(Task requirements): What is the number of lines that include the word "kağızların"? Provide only that figure.

(Data entries):
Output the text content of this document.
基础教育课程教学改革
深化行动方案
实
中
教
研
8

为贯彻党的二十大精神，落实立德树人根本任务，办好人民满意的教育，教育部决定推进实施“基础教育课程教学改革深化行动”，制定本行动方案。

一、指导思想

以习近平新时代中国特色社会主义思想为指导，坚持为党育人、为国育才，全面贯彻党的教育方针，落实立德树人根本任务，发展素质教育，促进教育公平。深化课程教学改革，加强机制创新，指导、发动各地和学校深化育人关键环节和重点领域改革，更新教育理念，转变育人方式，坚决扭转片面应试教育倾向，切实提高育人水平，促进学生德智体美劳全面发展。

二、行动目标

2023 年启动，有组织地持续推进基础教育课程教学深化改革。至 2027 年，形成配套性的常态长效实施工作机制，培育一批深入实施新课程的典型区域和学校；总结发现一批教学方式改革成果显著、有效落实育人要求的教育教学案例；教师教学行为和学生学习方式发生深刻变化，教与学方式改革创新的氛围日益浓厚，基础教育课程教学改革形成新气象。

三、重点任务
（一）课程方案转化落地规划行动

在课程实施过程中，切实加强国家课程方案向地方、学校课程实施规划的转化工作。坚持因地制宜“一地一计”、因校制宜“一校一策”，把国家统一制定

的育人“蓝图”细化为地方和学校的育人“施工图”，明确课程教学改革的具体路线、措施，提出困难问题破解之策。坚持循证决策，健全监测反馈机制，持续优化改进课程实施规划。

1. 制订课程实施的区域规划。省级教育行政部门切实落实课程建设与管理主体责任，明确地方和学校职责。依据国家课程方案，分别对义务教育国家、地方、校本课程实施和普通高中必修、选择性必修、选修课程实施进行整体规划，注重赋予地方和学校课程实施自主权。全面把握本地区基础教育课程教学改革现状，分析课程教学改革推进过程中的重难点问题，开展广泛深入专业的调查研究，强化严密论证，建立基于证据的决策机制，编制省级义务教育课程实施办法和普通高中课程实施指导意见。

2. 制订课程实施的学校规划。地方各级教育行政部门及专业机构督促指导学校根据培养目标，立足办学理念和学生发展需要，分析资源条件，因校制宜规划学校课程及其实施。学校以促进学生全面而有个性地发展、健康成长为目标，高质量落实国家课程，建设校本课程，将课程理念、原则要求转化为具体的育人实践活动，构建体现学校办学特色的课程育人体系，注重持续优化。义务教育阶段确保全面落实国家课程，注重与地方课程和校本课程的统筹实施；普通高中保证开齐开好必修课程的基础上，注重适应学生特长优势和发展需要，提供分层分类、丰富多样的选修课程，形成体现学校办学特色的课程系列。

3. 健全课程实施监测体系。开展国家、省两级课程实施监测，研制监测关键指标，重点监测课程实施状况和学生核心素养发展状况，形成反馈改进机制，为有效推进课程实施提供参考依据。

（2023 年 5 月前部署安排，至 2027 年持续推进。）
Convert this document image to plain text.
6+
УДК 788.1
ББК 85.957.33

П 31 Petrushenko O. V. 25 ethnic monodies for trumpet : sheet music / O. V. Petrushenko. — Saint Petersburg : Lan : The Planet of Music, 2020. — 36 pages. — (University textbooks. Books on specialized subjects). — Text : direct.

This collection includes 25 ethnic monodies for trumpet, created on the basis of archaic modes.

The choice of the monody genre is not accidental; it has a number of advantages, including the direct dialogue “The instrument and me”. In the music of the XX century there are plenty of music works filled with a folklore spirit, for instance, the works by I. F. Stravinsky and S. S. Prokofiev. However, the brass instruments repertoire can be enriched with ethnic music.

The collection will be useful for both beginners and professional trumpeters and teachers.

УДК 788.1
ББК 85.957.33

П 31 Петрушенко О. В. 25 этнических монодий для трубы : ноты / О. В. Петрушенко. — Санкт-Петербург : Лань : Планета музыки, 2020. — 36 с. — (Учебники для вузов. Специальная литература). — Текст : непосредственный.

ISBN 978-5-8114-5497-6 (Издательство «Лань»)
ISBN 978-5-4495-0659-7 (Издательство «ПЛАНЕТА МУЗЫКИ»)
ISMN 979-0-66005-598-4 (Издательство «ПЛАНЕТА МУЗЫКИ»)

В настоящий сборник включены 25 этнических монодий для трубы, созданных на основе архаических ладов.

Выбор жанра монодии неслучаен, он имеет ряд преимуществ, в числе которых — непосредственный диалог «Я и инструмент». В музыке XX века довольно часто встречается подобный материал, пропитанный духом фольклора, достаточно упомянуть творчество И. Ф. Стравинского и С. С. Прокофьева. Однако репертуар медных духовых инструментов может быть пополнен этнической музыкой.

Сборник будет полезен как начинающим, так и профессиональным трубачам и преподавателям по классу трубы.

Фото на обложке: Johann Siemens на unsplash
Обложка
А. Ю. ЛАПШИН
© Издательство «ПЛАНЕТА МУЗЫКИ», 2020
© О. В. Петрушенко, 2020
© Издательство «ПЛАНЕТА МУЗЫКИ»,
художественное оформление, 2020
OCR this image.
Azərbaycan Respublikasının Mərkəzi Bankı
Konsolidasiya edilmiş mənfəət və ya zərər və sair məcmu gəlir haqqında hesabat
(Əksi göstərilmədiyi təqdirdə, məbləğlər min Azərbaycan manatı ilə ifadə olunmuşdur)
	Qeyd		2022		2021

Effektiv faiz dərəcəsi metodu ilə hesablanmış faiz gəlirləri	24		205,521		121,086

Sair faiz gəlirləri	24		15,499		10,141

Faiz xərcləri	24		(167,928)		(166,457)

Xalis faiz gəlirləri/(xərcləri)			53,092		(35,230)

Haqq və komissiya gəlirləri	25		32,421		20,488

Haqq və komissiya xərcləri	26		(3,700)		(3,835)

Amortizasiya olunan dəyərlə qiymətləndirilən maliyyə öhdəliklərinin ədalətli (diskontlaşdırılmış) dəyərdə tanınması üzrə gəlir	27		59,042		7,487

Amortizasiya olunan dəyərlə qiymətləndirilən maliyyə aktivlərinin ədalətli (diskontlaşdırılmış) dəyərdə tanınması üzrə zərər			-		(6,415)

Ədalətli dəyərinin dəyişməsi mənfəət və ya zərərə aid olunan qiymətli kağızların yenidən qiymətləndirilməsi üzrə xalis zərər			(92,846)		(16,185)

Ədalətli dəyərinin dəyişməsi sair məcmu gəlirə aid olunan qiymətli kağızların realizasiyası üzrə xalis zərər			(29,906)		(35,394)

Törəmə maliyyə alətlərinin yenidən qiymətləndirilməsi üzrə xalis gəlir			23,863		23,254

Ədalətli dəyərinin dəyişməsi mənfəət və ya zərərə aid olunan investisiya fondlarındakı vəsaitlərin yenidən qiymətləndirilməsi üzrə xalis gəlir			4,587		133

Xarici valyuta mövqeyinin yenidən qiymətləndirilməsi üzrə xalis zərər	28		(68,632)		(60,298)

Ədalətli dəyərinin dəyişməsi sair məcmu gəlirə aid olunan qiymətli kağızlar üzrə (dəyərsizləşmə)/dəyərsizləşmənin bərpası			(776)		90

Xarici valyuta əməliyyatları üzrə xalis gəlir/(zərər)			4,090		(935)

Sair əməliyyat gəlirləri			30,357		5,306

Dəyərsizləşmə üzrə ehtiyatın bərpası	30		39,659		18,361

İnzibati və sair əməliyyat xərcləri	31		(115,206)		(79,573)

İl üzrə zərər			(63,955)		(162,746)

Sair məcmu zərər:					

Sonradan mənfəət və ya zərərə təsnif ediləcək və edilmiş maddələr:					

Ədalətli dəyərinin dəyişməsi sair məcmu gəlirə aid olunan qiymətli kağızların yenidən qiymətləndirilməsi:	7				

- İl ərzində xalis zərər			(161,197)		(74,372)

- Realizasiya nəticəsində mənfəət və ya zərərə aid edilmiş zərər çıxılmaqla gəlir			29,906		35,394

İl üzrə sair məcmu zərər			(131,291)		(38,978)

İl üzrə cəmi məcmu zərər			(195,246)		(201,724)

(Solution for this task): 3